Exercise requirements:
Write out every line of the material exactly as it appears.

Dataset rows about figures:
◇ ◇ ◇ ◇ ◇ ◇ ◇

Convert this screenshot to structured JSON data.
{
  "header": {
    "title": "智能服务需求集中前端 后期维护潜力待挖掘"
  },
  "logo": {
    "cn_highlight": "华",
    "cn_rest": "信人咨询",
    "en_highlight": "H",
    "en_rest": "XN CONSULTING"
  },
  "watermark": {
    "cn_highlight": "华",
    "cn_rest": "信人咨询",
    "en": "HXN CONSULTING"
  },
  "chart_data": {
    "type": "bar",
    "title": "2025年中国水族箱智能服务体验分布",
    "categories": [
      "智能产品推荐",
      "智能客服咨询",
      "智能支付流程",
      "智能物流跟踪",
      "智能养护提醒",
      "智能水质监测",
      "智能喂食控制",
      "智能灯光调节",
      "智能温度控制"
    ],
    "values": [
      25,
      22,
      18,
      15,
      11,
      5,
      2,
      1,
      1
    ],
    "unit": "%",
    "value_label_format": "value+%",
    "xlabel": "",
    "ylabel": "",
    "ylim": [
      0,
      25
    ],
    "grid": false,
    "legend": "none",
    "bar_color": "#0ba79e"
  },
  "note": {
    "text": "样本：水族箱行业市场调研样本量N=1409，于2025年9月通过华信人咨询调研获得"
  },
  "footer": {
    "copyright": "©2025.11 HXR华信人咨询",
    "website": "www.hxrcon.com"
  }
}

◇ ◇ ◇ ◇ ◇ ◇ ◇

Final answer:
Convert this screenshot to structured JSON data.
{
  "header": {
    "title": "智能服务需求集中前端 后期维护潜力待挖掘"
  },
  "logo": {
    "cn_highlight": "华",
    "cn_rest": "信人咨询",
    "en_highlight": "H",
    "en_rest": "XN CONSULTING"
  },
  "watermark": {
    "cn_highlight": "华",
    "cn_rest": "信人咨询",
    "en": "HXN CONSULTING"
  },
  "chart_data": {
    "type": "bar",
    "title": "2025年中国水族箱智能服务体验分布",
    "categories": [
      "智能产品推荐",
      "智能客服咨询",
      "智能支付流程",
      "智能物流跟踪",
      "智能养护提醒",
      "智能水质监测",
      "智能喂食控制",
      "智能灯光调节",
      "智能温度控制"
    ],
    "values": [
      25,
      22,
      18,
      15,
      11,
      5,
      2,
      1,
      1
    ],
    "unit": "%",
    "value_label_format": "value+%",
    "xlabel": "",
    "ylabel": "",
    "ylim": [
      0,
      25
    ],
    "grid": false,
    "legend": "none",
    "bar_color": "#0ba79e"
  },
  "note": {
    "text": "样本：水族箱行业市场调研样本量N=1409，于2025年9月通过华信人咨询调研获得"
  },
  "footer": {
    "copyright": "©2025.11 HXR华信人咨询",
    "website": "www.hxrcon.com"
  }
}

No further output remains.